====== EXERCISE INPUTS ======

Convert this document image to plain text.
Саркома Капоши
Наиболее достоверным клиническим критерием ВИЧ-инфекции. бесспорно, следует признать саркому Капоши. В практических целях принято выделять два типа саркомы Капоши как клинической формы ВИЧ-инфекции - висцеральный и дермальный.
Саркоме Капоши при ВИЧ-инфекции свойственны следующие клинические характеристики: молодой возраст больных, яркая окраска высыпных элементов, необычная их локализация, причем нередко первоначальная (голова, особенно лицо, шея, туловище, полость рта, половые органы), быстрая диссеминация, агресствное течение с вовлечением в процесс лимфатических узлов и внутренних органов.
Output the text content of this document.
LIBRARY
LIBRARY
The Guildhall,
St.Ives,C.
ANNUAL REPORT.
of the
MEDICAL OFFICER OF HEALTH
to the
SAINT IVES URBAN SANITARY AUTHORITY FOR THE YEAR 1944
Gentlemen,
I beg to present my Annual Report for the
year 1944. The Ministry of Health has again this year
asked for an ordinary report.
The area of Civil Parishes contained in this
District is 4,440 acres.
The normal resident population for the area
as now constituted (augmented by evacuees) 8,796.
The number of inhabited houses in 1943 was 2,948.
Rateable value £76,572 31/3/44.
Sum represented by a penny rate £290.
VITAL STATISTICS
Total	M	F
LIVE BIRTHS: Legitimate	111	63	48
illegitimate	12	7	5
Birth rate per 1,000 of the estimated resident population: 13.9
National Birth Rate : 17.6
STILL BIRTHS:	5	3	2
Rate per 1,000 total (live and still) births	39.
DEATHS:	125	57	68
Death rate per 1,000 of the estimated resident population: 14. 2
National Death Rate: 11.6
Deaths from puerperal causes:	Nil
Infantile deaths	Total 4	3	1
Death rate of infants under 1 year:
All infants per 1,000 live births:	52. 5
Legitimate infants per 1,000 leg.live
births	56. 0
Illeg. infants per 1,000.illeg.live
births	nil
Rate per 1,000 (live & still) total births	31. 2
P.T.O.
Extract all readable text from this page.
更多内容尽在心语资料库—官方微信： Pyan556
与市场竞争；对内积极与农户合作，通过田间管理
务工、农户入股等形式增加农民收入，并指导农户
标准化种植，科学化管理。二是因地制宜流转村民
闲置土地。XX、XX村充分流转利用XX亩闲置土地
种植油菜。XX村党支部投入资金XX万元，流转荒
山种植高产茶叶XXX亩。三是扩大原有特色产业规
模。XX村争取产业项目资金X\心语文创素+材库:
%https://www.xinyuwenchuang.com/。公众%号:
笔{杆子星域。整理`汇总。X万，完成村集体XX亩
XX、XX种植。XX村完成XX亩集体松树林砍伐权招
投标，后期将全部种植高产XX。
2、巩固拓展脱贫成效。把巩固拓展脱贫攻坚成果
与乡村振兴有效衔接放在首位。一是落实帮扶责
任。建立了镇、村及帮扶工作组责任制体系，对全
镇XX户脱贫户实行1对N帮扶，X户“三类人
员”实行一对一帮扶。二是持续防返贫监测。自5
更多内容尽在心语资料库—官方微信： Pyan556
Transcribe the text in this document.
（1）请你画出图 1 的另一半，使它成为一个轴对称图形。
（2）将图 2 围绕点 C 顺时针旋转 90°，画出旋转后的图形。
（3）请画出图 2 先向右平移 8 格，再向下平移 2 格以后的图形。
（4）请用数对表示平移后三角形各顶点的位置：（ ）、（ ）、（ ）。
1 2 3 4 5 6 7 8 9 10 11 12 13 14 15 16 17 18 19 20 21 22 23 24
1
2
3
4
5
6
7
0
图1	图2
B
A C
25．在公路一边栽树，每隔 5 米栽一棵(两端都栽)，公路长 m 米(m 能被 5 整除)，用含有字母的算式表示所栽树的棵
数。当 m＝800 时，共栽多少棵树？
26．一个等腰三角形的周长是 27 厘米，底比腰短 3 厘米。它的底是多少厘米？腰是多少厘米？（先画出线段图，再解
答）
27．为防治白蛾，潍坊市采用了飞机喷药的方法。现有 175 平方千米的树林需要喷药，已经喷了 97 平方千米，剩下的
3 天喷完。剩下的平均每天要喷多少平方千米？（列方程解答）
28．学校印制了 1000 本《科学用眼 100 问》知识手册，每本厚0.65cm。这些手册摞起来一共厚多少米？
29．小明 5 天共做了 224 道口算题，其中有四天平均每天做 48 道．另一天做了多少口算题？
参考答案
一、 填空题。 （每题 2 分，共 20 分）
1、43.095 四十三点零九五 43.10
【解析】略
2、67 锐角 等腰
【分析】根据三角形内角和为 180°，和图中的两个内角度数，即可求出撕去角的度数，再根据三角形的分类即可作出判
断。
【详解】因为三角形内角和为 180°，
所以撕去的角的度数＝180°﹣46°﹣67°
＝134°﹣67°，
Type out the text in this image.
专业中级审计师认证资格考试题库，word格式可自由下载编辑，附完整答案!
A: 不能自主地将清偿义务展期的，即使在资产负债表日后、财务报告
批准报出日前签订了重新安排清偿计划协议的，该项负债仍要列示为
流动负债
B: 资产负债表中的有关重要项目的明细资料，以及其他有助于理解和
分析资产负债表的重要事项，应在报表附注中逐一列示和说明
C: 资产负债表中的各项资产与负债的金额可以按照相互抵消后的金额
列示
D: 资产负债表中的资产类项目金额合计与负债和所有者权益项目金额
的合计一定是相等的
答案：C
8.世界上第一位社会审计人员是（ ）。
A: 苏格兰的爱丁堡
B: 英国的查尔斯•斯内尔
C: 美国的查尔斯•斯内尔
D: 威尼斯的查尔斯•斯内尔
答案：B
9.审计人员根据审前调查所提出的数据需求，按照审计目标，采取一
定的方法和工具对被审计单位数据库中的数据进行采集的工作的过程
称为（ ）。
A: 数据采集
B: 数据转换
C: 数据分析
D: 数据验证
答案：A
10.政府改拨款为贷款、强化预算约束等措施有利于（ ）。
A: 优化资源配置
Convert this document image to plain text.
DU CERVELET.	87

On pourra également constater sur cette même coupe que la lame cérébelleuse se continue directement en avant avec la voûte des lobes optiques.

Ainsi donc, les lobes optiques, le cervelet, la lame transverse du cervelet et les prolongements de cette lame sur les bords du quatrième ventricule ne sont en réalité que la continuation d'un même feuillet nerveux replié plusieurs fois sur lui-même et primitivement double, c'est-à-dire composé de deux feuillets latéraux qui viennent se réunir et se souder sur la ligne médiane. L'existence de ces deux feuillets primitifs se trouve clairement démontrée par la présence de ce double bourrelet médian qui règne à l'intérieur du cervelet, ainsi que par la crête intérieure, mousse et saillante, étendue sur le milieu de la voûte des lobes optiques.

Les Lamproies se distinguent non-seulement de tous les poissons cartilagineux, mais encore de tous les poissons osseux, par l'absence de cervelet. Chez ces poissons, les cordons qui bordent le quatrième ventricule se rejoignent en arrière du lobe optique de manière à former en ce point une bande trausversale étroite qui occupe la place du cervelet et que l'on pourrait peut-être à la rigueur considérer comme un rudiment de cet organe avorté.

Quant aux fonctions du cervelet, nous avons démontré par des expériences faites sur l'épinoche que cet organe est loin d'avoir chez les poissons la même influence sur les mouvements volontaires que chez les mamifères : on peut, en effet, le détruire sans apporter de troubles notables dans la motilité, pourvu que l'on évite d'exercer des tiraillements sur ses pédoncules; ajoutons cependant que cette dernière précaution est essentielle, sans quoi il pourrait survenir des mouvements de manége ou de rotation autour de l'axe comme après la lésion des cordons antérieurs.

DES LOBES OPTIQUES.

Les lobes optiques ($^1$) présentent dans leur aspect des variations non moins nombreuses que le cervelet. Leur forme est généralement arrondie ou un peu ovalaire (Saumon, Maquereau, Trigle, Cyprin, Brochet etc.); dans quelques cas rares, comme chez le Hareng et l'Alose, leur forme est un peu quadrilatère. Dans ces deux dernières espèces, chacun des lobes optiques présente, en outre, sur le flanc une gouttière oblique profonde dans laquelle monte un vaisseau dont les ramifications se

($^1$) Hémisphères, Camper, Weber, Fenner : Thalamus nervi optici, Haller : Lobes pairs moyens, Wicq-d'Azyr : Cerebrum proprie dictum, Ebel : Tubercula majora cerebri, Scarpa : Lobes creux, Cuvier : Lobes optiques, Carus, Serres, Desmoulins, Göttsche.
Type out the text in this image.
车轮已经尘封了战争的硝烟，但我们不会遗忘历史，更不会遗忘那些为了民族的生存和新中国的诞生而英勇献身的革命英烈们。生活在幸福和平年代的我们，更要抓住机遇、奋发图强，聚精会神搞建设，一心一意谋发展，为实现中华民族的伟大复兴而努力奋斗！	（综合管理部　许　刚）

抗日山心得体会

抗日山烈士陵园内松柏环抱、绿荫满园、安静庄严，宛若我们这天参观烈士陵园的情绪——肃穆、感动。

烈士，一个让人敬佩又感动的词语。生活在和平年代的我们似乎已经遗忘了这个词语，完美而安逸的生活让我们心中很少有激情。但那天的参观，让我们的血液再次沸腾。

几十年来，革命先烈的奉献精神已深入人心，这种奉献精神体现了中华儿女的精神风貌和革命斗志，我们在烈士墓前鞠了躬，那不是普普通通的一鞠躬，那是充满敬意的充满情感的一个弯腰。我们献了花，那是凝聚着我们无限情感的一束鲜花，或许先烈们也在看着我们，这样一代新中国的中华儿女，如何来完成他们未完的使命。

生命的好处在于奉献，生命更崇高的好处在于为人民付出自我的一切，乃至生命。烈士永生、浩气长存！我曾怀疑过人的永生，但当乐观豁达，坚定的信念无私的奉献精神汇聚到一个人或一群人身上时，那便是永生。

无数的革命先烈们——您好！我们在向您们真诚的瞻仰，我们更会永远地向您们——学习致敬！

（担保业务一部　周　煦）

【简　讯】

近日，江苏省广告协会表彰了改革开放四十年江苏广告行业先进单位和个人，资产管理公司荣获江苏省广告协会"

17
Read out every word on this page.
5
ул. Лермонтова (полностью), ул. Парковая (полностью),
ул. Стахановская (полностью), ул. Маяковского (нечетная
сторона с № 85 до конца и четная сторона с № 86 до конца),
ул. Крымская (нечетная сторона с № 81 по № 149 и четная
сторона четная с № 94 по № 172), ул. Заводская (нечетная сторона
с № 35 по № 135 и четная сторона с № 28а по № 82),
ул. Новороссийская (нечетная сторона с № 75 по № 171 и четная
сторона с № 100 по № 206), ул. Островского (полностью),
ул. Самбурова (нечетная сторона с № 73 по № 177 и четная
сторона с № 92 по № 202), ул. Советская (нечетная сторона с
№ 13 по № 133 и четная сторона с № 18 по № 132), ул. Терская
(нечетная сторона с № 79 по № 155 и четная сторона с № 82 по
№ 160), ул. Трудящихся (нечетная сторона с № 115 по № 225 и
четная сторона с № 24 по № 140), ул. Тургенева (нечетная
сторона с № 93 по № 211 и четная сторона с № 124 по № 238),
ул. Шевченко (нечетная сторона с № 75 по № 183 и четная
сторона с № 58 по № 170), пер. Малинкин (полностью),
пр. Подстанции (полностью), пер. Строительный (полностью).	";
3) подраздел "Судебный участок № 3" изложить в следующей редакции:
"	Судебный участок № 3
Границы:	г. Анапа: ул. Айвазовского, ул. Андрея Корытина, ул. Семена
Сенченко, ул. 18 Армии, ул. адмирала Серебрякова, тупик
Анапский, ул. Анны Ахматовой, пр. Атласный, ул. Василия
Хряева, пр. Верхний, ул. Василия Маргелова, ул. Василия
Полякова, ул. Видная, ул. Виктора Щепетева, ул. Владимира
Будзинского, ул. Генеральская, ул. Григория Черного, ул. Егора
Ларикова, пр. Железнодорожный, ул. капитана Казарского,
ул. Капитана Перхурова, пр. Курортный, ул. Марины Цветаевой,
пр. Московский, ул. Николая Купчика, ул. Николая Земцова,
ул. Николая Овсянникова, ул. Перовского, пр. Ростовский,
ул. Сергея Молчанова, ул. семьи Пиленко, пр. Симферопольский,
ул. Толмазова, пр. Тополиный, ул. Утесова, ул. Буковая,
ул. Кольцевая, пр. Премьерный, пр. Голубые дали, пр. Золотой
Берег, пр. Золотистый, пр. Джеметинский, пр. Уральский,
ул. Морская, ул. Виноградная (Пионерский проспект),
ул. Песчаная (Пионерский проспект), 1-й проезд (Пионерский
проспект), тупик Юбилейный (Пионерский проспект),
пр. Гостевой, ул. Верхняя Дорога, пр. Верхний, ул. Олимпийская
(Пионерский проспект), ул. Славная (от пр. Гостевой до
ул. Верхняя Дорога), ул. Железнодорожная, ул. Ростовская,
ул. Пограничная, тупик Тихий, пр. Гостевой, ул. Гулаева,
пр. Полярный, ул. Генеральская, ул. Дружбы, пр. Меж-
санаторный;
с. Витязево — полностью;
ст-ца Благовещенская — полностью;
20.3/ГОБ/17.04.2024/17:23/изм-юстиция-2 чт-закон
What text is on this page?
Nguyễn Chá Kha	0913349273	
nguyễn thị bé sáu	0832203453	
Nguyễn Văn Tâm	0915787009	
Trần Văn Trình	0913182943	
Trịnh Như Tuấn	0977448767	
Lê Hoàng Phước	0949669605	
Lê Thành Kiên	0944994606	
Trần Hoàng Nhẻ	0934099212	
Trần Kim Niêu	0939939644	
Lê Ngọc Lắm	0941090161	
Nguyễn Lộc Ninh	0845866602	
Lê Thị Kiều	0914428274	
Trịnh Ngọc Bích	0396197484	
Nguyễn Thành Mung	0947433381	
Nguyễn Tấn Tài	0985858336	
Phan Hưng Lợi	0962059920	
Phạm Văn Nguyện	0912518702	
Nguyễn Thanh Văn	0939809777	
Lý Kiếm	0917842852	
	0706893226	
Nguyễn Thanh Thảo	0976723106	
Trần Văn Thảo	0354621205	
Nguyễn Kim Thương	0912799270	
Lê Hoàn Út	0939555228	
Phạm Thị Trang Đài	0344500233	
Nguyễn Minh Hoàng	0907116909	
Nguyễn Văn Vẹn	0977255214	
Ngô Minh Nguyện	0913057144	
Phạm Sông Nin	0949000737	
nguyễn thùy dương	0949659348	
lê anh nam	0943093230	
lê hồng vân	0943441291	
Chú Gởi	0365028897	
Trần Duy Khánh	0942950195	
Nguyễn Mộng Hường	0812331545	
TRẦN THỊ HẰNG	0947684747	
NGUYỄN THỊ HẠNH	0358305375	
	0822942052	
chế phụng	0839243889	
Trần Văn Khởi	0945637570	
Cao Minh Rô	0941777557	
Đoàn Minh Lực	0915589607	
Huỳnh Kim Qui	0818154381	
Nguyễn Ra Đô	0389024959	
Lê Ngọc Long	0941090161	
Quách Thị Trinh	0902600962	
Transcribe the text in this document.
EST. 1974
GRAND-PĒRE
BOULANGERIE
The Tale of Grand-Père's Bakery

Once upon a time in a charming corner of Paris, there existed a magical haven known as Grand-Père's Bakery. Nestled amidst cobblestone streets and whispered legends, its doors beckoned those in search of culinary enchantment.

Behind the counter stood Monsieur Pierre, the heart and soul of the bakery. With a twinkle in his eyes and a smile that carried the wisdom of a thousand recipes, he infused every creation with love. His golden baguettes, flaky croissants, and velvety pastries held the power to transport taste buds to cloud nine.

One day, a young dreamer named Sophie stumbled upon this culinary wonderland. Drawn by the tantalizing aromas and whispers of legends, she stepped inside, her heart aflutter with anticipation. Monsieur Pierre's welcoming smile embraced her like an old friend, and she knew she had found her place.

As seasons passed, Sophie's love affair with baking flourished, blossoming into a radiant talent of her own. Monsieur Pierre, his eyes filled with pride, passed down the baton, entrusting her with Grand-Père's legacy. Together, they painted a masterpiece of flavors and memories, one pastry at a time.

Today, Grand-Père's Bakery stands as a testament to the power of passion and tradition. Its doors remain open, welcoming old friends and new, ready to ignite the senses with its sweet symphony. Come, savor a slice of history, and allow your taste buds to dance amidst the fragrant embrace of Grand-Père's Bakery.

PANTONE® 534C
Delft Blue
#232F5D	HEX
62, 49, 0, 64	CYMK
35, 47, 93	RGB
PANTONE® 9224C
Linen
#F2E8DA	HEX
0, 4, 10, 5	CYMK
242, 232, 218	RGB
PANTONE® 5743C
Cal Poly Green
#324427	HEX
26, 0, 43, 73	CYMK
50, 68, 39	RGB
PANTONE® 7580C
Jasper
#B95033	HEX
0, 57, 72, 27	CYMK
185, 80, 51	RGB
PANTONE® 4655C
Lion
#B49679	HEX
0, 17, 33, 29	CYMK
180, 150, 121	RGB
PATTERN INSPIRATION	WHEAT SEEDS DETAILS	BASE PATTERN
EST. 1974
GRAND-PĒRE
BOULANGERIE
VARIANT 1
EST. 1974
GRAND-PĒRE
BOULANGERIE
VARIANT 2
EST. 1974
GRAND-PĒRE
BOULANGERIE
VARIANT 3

======

**GIVEN EXERCISE**
Search the entries for the word "amidst" and pick out every line that holds it.

**FINISHED ANSWER**
Once upon a time in a charming corner of Paris, there existed a magical haven known as Grand-Père's Bakery. Nestled amidst cobblestone streets and whispered legends, its doors beckoned those in search of culinary enchantment.
Today, Grand-Père's Bakery stands as a testament to the power of passion and tradition. Its doors remain open, welcoming old friends and new, ready to ignite the senses with its sweet symphony. Come, savor a slice of history, and allow your taste buds to dance amidst the fragrant embrace of Grand-Père's Bakery.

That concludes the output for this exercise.